TASK BRIEF - Give the data a second time, exactly and in full.

[Begin]

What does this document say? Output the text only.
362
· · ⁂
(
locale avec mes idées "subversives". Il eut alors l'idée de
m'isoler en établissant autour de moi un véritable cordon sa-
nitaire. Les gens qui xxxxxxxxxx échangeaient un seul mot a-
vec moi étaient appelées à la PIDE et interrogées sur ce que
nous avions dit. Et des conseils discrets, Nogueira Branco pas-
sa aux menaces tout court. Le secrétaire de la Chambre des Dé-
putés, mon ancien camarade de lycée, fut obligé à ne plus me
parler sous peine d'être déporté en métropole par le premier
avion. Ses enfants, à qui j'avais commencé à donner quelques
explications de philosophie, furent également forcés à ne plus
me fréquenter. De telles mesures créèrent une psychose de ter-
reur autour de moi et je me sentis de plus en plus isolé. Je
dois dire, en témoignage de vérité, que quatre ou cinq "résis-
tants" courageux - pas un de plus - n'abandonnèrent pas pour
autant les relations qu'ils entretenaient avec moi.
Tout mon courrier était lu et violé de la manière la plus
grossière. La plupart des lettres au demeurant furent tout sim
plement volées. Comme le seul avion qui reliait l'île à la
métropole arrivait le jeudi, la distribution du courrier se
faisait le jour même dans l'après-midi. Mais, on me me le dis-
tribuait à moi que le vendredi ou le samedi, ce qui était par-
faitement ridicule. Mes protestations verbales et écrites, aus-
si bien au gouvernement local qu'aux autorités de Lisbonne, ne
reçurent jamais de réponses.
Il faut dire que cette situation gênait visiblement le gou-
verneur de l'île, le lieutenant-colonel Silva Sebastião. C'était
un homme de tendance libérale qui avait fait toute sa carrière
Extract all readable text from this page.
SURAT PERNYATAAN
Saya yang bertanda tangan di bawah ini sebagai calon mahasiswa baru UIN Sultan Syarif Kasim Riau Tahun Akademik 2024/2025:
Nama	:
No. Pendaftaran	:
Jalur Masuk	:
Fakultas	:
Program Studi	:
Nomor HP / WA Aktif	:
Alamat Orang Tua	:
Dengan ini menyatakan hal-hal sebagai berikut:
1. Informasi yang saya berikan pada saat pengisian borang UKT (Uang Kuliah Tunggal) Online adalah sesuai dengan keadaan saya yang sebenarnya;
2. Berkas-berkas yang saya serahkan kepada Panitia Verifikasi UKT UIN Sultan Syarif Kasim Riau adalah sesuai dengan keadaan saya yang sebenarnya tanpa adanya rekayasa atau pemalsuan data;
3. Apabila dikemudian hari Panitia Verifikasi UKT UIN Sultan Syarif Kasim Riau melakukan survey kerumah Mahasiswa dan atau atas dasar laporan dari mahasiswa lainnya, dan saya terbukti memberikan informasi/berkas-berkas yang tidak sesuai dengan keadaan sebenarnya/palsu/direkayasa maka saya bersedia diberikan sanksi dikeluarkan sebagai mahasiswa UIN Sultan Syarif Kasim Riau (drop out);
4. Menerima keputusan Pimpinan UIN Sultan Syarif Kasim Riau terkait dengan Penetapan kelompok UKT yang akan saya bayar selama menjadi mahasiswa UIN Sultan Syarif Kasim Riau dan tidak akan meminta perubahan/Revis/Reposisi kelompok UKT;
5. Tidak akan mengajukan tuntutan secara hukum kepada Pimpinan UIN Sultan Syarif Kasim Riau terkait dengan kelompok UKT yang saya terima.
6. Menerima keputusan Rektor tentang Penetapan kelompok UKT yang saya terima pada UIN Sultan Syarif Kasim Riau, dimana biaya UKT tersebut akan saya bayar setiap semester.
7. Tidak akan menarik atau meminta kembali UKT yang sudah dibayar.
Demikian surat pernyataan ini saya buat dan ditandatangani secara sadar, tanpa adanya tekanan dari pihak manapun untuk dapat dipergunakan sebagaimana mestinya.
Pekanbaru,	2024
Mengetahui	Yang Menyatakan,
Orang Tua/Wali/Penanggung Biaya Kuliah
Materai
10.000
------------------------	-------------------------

[End]

ANSWER BELOW -
What does this document say? Output the text only.
362
· · ⁂
(
locale avec mes idées "subversives". Il eut alors l'idée de
m'isoler en établissant autour de moi un véritable cordon sa-
nitaire. Les gens qui xxxxxxxxxx échangeaient un seul mot a-
vec moi étaient appelées à la PIDE et interrogées sur ce que
nous avions dit. Et des conseils discrets, Nogueira Branco pas-
sa aux menaces tout court. Le secrétaire de la Chambre des Dé-
putés, mon ancien camarade de lycée, fut obligé à ne plus me
parler sous peine d'être déporté en métropole par le premier
avion. Ses enfants, à qui j'avais commencé à donner quelques
explications de philosophie, furent également forcés à ne plus
me fréquenter. De telles mesures créèrent une psychose de ter-
reur autour de moi et je me sentis de plus en plus isolé. Je
dois dire, en témoignage de vérité, que quatre ou cinq "résis-
tants" courageux - pas un de plus - n'abandonnèrent pas pour
autant les relations qu'ils entretenaient avec moi.
Tout mon courrier était lu et violé de la manière la plus
grossière. La plupart des lettres au demeurant furent tout sim
plement volées. Comme le seul avion qui reliait l'île à la
métropole arrivait le jeudi, la distribution du courrier se
faisait le jour même dans l'après-midi. Mais, on me me le dis-
tribuait à moi que le vendredi ou le samedi, ce qui était par-
faitement ridicule. Mes protestations verbales et écrites, aus-
si bien au gouvernement local qu'aux autorités de Lisbonne, ne
reçurent jamais de réponses.
Il faut dire que cette situation gênait visiblement le gou-
verneur de l'île, le lieutenant-colonel Silva Sebastião. C'était
un homme de tendance libérale qui avait fait toute sa carrière
Extract all readable text from this page.
SURAT PERNYATAAN
Saya yang bertanda tangan di bawah ini sebagai calon mahasiswa baru UIN Sultan Syarif Kasim Riau Tahun Akademik 2024/2025:
Nama	:
No. Pendaftaran	:
Jalur Masuk	:
Fakultas	:
Program Studi	:
Nomor HP / WA Aktif	:
Alamat Orang Tua	:
Dengan ini menyatakan hal-hal sebagai berikut:
1. Informasi yang saya berikan pada saat pengisian borang UKT (Uang Kuliah Tunggal) Online adalah sesuai dengan keadaan saya yang sebenarnya;
2. Berkas-berkas yang saya serahkan kepada Panitia Verifikasi UKT UIN Sultan Syarif Kasim Riau adalah sesuai dengan keadaan saya yang sebenarnya tanpa adanya rekayasa atau pemalsuan data;
3. Apabila dikemudian hari Panitia Verifikasi UKT UIN Sultan Syarif Kasim Riau melakukan survey kerumah Mahasiswa dan atau atas dasar laporan dari mahasiswa lainnya, dan saya terbukti memberikan informasi/berkas-berkas yang tidak sesuai dengan keadaan sebenarnya/palsu/direkayasa maka saya bersedia diberikan sanksi dikeluarkan sebagai mahasiswa UIN Sultan Syarif Kasim Riau (drop out);
4. Menerima keputusan Pimpinan UIN Sultan Syarif Kasim Riau terkait dengan Penetapan kelompok UKT yang akan saya bayar selama menjadi mahasiswa UIN Sultan Syarif Kasim Riau dan tidak akan meminta perubahan/Revis/Reposisi kelompok UKT;
5. Tidak akan mengajukan tuntutan secara hukum kepada Pimpinan UIN Sultan Syarif Kasim Riau terkait dengan kelompok UKT yang saya terima.
6. Menerima keputusan Rektor tentang Penetapan kelompok UKT yang saya terima pada UIN Sultan Syarif Kasim Riau, dimana biaya UKT tersebut akan saya bayar setiap semester.
7. Tidak akan menarik atau meminta kembali UKT yang sudah dibayar.
Demikian surat pernyataan ini saya buat dan ditandatangani secara sadar, tanpa adanya tekanan dari pihak manapun untuk dapat dipergunakan sebagaimana mestinya.
Pekanbaru,	2024
Mengetahui	Yang Menyatakan,
Orang Tua/Wali/Penanggung Biaya Kuliah
Materai
10.000
------------------------	-------------------------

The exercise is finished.